PROBLEM:
Check each line of the entries below for the string "强化服务意识和风险防范意识" and state how many lines have it, with no other text.
"""
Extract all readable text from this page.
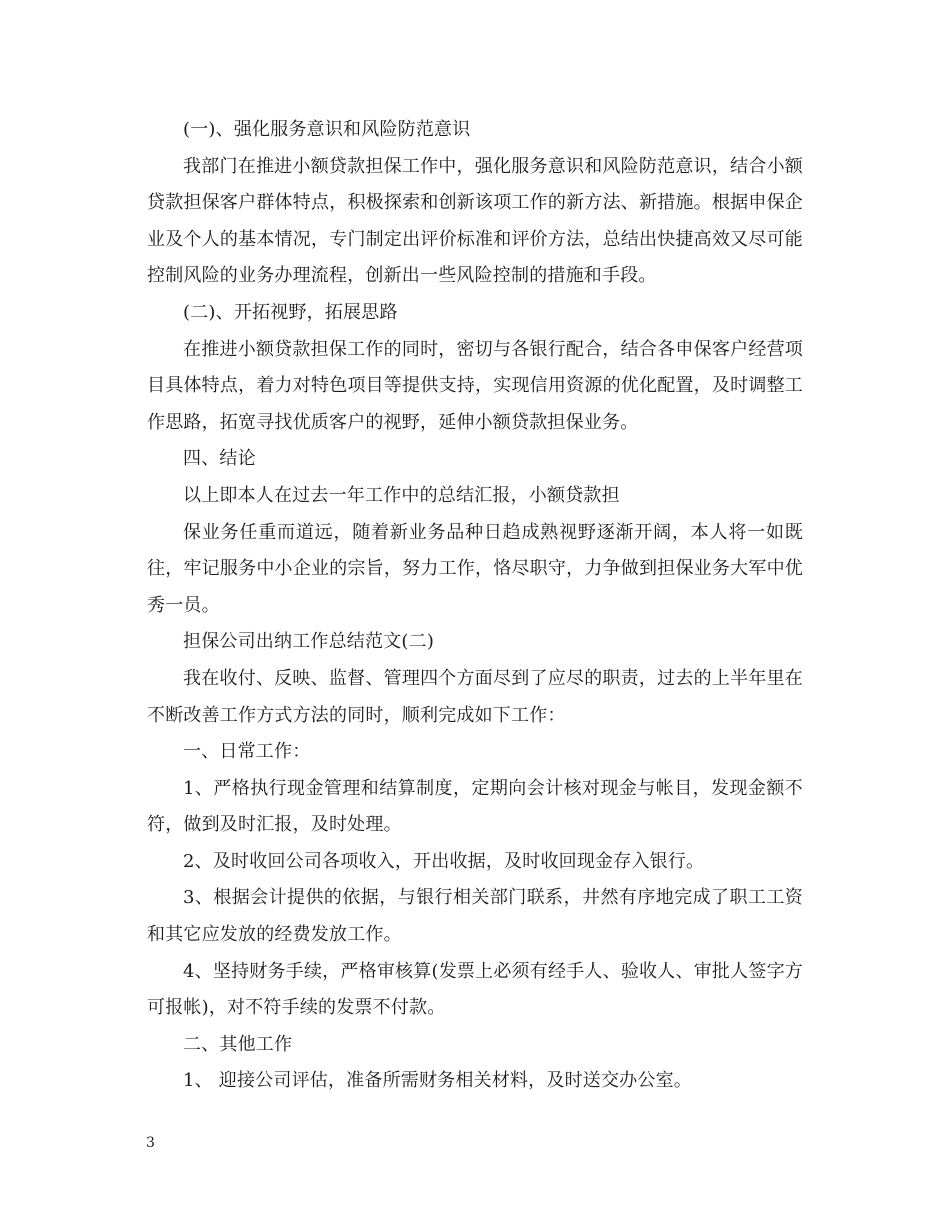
(一)、强化服务意识和风险防范意识

我部门在推进小额贷款担保工作中，强化服务意识和风险防范意识，结合小额贷款担保客户群体特点，积极探索和创新该项工作的新方法、新措施。根据申保企业及个人的基本情况，专门制定出评价标准和评价方法，总结出快捷高效又尽可能控制风险的业务办理流程，创新出一些风险控制的措施和手段。

(二)、开拓视野，拓展思路

在推进小额贷款担保工作的同时，密切与各银行配合，结合各申保客户经营项目具体特点，着力对特色项目等提供支持，实现信用资源的优化配置，及时调整工作思路，拓宽寻找优质客户的视野，延伸小额贷款担保业务。

四、结论

以上即本人在过去一年工作中的总结汇报，小额贷款担

保业务任重而道远，随着新业务品种日趋成熟视野逐渐开阔，本人将一如既往，牢记服务中小企业的宗旨，努力工作，恪尽职守，力争做到担保业务大军中优秀一员。

担保公司出纳工作总结范文(二)

我在收付、反映、监督、管理四个方面尽到了应尽的职责，过去的上半年里在不断改善工作方式方法的同时，顺利完成如下工作：

一、日常工作：

1、严格执行现金管理和结算制度，定期向会计核对现金与帐目，发现金额不符，做到及时汇报，及时处理。

2、及时收回公司各项收入，开出收据，及时收回现金存入银行。

3、根据会计提供的依据，与银行相关部门联系，井然有序地完成了职工工资和其它应发放的经费发放工作。

4、坚持财务手续，严格审核算(发票上必须有经手人、验收人、审批人签字方可报帐)，对不符手续的发票不付款。

二、其他工作

1、 迎接公司评估，准备所需财务相关材料，及时送交办公室。

3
"""
ANSWER TO THIS PROBLEM:
2